Data entries:
* * *
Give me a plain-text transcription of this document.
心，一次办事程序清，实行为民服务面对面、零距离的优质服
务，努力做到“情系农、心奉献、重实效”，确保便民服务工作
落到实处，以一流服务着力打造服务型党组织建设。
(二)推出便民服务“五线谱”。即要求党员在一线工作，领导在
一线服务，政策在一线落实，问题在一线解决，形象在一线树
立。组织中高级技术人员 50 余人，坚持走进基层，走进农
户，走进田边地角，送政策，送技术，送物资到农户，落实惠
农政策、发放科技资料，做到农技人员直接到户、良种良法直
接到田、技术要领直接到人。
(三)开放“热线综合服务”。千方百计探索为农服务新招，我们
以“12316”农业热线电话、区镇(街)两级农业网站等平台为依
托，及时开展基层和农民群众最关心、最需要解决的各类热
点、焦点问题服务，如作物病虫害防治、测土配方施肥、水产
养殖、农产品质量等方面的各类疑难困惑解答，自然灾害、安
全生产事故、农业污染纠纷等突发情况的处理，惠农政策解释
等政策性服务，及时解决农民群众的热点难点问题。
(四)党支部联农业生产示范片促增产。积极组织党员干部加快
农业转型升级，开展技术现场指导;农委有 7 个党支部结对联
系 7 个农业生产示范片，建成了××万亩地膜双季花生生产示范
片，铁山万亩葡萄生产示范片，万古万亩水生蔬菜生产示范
* * *
[WRITTEN PROBLEM] Repeat each record in full; every line must match exactly.

[OUTPUT FOR THIS TASK]
Give me a plain-text transcription of this document.
心，一次办事程序清，实行为民服务面对面、零距离的优质服
务，努力做到“情系农、心奉献、重实效”，确保便民服务工作
落到实处，以一流服务着力打造服务型党组织建设。
(二)推出便民服务“五线谱”。即要求党员在一线工作，领导在
一线服务，政策在一线落实，问题在一线解决，形象在一线树
立。组织中高级技术人员 50 余人，坚持走进基层，走进农
户，走进田边地角，送政策，送技术，送物资到农户，落实惠
农政策、发放科技资料，做到农技人员直接到户、良种良法直
接到田、技术要领直接到人。
(三)开放“热线综合服务”。千方百计探索为农服务新招，我们
以“12316”农业热线电话、区镇(街)两级农业网站等平台为依
托，及时开展基层和农民群众最关心、最需要解决的各类热
点、焦点问题服务，如作物病虫害防治、测土配方施肥、水产
养殖、农产品质量等方面的各类疑难困惑解答，自然灾害、安
全生产事故、农业污染纠纷等突发情况的处理，惠农政策解释
等政策性服务，及时解决农民群众的热点难点问题。
(四)党支部联农业生产示范片促增产。积极组织党员干部加快
农业转型升级，开展技术现场指导;农委有 7 个党支部结对联
系 7 个农业生产示范片，建成了××万亩地膜双季花生生产示范
片，铁山万亩葡萄生产示范片，万古万亩水生蔬菜生产示范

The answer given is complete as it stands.